■ **REQUIREMENT**: In the listing that follows, count each line where the word "this" appears; write nothing but the count.
# Start of EXTRACTED MATERIAL
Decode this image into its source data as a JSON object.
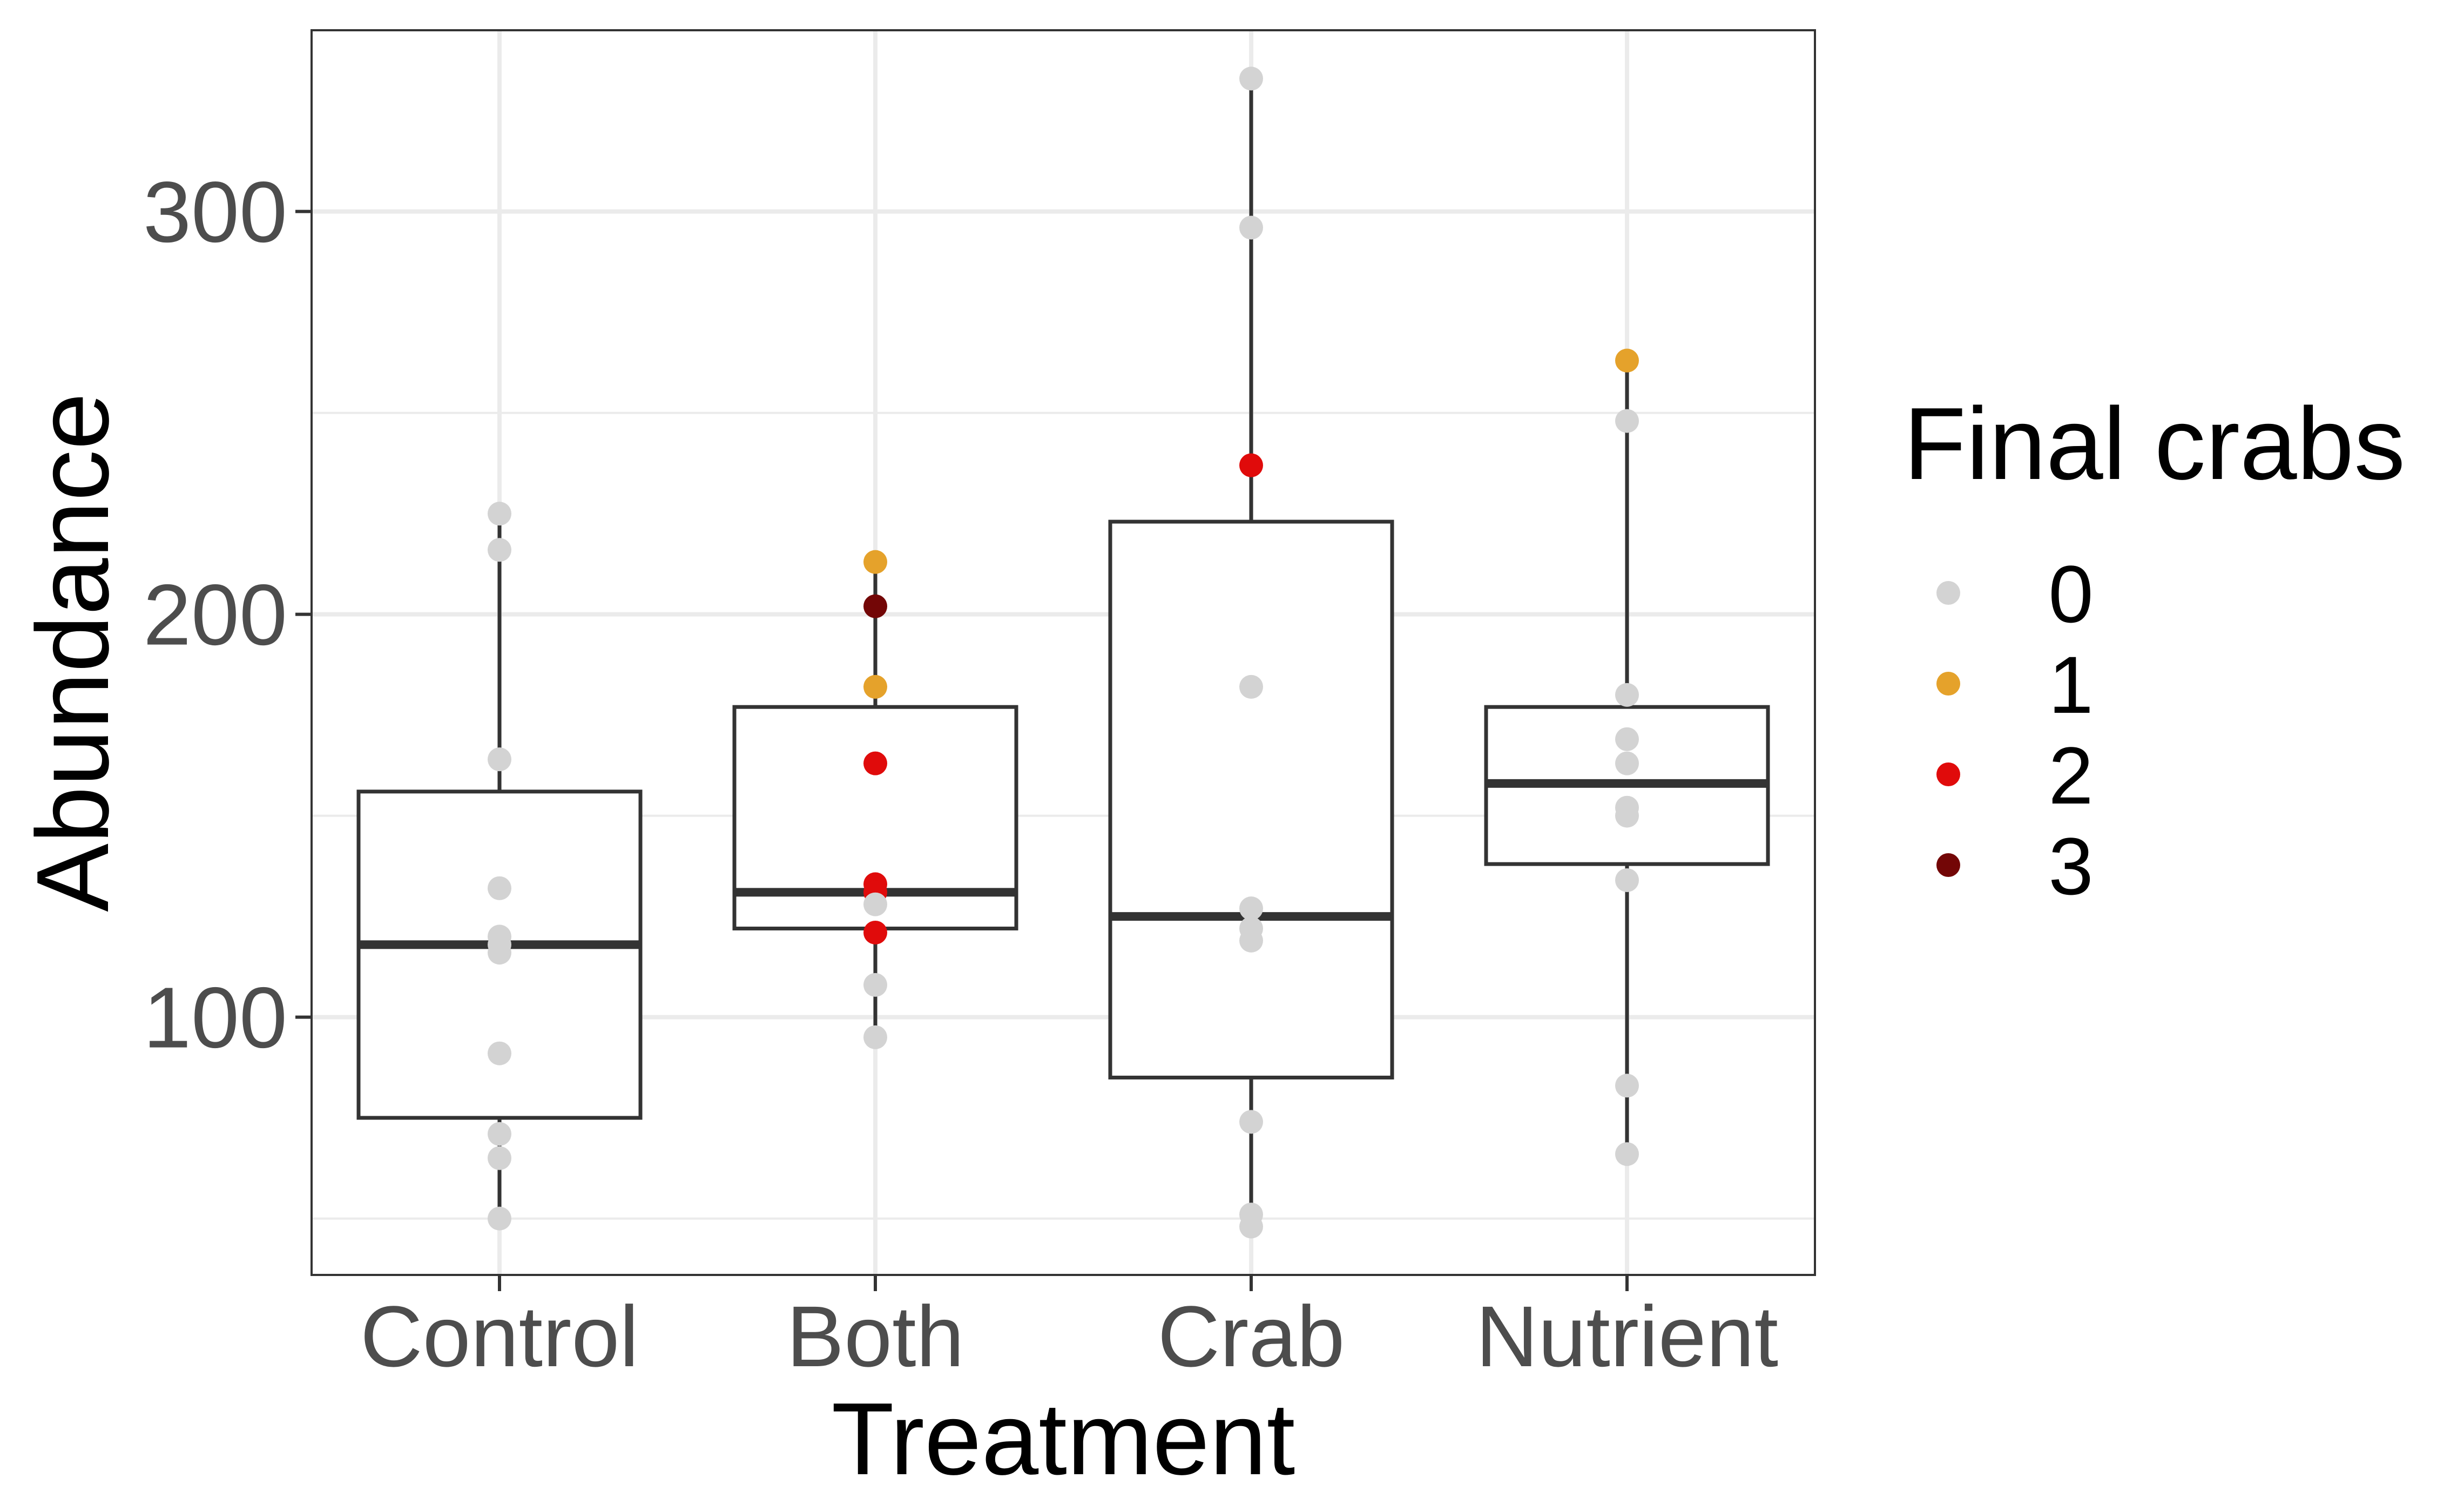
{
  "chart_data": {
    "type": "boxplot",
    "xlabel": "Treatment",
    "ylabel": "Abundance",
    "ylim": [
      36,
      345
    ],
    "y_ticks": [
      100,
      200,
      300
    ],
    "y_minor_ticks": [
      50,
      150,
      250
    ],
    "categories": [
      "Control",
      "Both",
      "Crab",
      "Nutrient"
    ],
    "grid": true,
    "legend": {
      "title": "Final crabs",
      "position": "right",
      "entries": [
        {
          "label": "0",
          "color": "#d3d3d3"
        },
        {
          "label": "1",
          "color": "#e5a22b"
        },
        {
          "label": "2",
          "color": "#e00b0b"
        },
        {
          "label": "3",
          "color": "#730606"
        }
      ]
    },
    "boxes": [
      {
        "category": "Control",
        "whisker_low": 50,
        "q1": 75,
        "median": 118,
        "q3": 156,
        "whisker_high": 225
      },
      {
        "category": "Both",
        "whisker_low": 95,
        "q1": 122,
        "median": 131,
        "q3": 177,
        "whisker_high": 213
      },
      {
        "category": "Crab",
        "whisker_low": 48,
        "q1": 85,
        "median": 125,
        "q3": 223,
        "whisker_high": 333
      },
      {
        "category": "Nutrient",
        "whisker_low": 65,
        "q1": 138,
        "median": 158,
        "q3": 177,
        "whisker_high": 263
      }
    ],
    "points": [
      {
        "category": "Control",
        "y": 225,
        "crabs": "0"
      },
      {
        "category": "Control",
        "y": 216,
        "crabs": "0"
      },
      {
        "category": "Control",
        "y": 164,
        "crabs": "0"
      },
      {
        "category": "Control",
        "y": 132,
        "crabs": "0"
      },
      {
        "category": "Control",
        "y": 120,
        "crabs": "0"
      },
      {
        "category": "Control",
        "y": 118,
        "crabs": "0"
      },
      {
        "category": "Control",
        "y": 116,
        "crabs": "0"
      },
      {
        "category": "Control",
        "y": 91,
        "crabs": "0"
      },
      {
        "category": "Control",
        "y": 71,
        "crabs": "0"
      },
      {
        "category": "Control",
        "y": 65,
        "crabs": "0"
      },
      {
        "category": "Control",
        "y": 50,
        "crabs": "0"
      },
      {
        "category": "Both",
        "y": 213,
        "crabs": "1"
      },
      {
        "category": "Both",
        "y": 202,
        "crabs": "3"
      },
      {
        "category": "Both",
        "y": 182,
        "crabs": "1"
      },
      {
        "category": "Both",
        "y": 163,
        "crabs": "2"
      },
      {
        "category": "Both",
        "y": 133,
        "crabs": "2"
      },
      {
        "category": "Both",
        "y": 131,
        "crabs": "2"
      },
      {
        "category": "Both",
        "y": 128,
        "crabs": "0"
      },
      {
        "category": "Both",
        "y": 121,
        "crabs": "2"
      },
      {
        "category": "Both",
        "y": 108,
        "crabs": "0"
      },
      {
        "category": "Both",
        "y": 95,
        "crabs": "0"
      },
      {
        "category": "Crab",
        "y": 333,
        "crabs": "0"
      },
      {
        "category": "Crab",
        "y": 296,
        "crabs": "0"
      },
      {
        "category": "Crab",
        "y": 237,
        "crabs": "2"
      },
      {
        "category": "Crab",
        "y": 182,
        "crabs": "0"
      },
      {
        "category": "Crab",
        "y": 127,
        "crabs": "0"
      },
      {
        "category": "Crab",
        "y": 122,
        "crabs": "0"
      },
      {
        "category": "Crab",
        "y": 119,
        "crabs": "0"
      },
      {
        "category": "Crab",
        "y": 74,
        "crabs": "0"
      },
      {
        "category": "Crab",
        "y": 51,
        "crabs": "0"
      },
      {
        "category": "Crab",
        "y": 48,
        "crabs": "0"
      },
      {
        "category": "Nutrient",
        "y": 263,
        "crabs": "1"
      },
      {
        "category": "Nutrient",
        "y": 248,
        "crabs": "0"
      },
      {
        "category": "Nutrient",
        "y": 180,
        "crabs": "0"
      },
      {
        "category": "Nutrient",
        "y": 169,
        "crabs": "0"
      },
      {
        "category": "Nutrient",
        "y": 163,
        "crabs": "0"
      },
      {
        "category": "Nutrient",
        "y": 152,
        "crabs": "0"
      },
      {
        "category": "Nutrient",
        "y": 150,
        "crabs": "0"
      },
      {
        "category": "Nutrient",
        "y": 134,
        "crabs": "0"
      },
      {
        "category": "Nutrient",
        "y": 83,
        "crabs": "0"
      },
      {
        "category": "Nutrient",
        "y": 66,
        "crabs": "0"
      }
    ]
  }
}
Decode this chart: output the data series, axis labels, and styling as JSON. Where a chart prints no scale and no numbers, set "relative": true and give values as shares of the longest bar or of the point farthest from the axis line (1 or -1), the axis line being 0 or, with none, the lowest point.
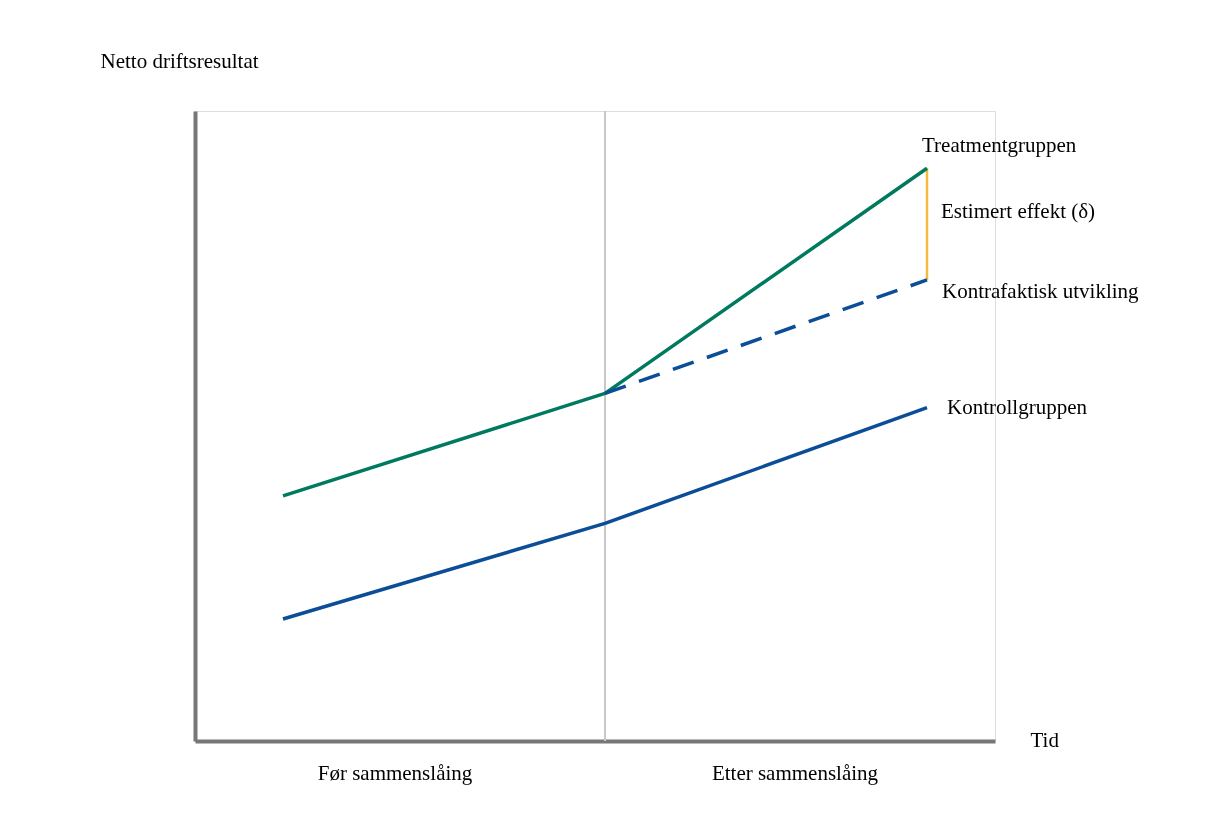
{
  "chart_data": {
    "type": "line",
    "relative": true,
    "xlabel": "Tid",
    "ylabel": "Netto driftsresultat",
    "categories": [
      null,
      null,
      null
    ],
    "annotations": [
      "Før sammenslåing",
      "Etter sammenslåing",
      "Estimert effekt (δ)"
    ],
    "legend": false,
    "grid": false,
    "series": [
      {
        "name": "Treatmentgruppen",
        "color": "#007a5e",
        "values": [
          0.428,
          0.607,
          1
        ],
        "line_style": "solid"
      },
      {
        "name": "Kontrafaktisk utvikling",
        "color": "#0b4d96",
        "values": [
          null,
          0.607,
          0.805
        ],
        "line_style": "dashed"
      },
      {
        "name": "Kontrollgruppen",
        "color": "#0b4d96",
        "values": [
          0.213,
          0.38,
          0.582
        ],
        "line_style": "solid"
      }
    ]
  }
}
# End of EXTRACTED MATERIAL
■ **WRITTEN REPLY**: 2